§ **RECORDS TO PROCESS**
· · · · · · ·

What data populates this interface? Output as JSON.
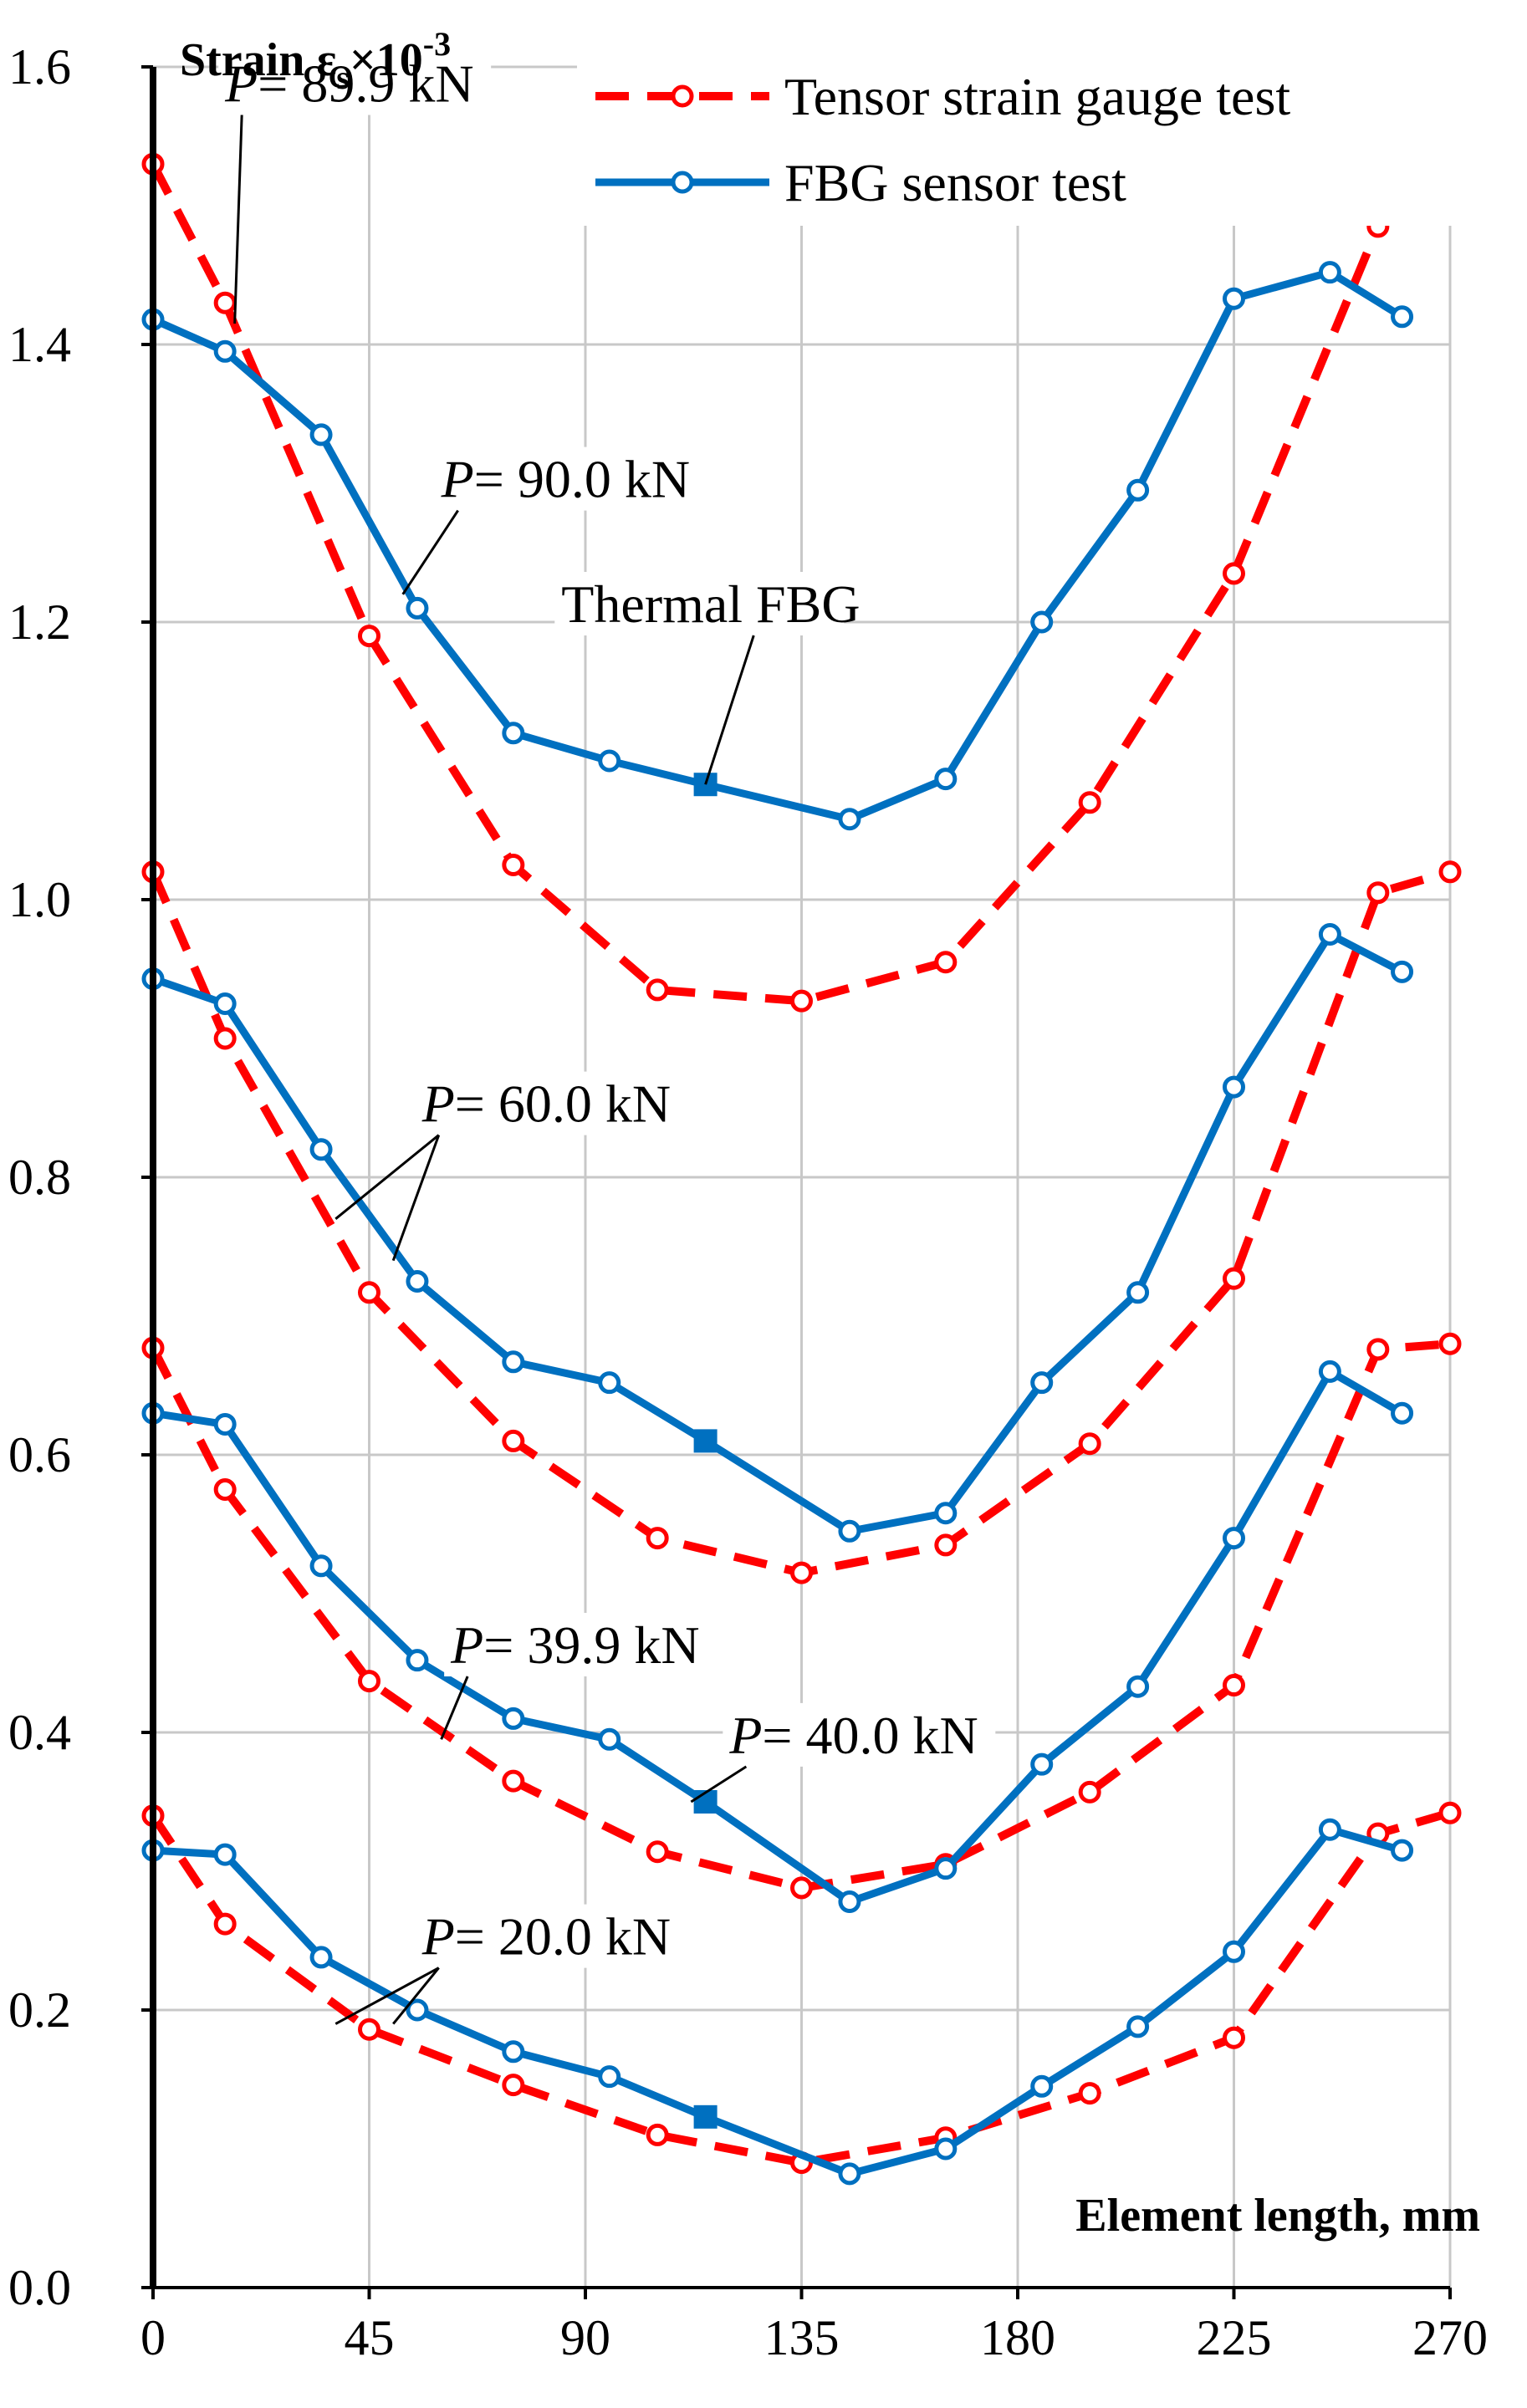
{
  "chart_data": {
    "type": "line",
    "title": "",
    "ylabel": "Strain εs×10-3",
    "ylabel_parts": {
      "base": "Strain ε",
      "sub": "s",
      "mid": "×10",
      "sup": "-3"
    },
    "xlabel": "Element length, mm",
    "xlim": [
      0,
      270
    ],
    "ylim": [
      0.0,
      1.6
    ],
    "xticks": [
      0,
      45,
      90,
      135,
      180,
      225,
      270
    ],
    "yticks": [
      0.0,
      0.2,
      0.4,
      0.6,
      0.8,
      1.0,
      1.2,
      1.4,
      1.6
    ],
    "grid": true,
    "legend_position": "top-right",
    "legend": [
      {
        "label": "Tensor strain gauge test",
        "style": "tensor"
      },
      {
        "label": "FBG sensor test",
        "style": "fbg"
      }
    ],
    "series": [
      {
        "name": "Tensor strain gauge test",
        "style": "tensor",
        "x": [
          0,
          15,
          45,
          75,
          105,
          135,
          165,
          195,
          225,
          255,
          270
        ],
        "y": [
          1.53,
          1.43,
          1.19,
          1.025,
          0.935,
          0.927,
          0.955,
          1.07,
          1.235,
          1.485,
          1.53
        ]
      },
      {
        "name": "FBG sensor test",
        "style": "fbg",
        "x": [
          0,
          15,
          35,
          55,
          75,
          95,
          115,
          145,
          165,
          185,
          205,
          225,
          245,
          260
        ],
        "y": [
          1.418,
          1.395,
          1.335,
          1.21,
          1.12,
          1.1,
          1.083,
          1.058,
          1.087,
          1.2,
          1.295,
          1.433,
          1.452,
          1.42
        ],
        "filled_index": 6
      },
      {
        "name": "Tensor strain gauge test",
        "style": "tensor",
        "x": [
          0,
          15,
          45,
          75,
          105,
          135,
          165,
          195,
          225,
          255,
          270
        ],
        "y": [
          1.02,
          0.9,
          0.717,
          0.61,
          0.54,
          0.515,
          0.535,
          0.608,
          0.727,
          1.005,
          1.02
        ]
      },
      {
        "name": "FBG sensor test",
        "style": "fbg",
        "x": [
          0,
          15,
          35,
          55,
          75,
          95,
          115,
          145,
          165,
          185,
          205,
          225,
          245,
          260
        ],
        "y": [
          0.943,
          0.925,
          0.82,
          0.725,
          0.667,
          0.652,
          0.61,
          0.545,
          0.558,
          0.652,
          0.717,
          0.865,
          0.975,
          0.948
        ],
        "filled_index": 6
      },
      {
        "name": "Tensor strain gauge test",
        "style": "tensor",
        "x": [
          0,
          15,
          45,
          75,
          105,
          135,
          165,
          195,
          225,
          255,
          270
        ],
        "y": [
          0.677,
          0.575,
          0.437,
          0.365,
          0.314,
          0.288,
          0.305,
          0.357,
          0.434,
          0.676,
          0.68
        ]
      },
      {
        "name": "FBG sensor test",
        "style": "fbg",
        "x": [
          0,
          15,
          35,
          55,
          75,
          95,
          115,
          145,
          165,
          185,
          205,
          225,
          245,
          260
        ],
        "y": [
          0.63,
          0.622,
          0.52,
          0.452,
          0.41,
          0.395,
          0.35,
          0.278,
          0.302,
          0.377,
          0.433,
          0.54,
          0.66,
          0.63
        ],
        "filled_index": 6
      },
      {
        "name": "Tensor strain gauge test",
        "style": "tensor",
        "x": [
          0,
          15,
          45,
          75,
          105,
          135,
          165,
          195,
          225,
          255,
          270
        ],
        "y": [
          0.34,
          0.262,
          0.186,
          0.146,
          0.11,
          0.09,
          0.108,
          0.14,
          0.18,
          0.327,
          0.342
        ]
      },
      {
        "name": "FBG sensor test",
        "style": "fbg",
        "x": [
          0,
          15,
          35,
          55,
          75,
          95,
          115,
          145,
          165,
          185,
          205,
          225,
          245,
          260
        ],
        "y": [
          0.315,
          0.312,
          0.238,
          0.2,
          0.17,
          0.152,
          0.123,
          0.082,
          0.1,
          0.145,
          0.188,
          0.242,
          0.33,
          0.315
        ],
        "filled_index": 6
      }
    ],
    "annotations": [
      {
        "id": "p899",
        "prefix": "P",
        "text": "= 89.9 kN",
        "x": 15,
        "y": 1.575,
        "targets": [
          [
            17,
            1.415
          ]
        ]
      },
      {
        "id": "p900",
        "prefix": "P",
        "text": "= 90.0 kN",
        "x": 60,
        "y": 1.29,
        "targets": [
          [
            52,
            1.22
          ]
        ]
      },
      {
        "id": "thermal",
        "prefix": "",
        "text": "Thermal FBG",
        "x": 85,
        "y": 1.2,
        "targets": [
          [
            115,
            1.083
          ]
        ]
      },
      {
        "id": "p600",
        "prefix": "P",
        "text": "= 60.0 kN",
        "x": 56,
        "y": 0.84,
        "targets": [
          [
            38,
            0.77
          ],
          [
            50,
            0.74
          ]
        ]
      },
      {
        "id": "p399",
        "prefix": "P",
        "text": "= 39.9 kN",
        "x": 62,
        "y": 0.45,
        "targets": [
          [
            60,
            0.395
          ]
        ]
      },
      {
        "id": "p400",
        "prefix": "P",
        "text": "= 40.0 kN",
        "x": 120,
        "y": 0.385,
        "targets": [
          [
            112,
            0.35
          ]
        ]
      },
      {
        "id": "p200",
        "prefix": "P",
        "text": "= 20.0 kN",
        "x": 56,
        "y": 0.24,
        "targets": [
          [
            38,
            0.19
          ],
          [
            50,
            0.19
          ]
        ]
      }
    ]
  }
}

· · · · · · ·

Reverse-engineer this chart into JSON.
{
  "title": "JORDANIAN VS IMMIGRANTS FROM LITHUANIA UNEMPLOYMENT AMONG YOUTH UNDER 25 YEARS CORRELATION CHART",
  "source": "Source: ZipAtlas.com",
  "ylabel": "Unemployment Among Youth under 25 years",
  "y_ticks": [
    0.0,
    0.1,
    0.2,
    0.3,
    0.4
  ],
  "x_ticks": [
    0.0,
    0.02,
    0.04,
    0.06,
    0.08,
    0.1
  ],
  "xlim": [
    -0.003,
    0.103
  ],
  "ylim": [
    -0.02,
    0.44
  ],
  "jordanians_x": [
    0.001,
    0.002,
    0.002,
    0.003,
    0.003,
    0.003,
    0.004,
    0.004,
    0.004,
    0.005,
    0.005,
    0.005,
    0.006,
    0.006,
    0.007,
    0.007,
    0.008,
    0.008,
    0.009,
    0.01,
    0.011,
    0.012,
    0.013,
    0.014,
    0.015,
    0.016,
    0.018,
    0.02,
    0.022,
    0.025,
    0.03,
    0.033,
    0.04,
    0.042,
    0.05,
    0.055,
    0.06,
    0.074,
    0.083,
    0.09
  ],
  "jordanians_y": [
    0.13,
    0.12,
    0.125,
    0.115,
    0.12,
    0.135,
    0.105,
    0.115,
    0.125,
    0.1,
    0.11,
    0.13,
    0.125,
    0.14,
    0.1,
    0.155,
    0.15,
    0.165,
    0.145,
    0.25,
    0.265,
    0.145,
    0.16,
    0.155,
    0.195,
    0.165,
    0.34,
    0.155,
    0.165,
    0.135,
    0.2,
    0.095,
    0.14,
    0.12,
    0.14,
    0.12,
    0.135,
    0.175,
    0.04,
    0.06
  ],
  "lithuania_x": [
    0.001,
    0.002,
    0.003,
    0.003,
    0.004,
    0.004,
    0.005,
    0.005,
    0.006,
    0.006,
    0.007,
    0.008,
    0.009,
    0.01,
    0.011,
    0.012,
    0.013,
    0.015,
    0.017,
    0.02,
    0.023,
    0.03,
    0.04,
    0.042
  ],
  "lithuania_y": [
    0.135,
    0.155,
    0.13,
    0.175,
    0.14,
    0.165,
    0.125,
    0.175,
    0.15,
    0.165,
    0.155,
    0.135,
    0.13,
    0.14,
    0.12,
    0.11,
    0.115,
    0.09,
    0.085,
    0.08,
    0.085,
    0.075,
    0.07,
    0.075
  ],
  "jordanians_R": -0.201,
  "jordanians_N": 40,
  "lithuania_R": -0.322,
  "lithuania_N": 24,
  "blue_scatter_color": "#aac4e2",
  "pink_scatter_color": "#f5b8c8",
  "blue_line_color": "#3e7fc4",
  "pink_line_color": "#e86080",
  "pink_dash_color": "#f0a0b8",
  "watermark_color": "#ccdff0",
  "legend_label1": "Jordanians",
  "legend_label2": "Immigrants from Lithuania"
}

· · · · · · ·

Using the entries above, tally how many lines have the word "this" in them; write the number and nothing more.

2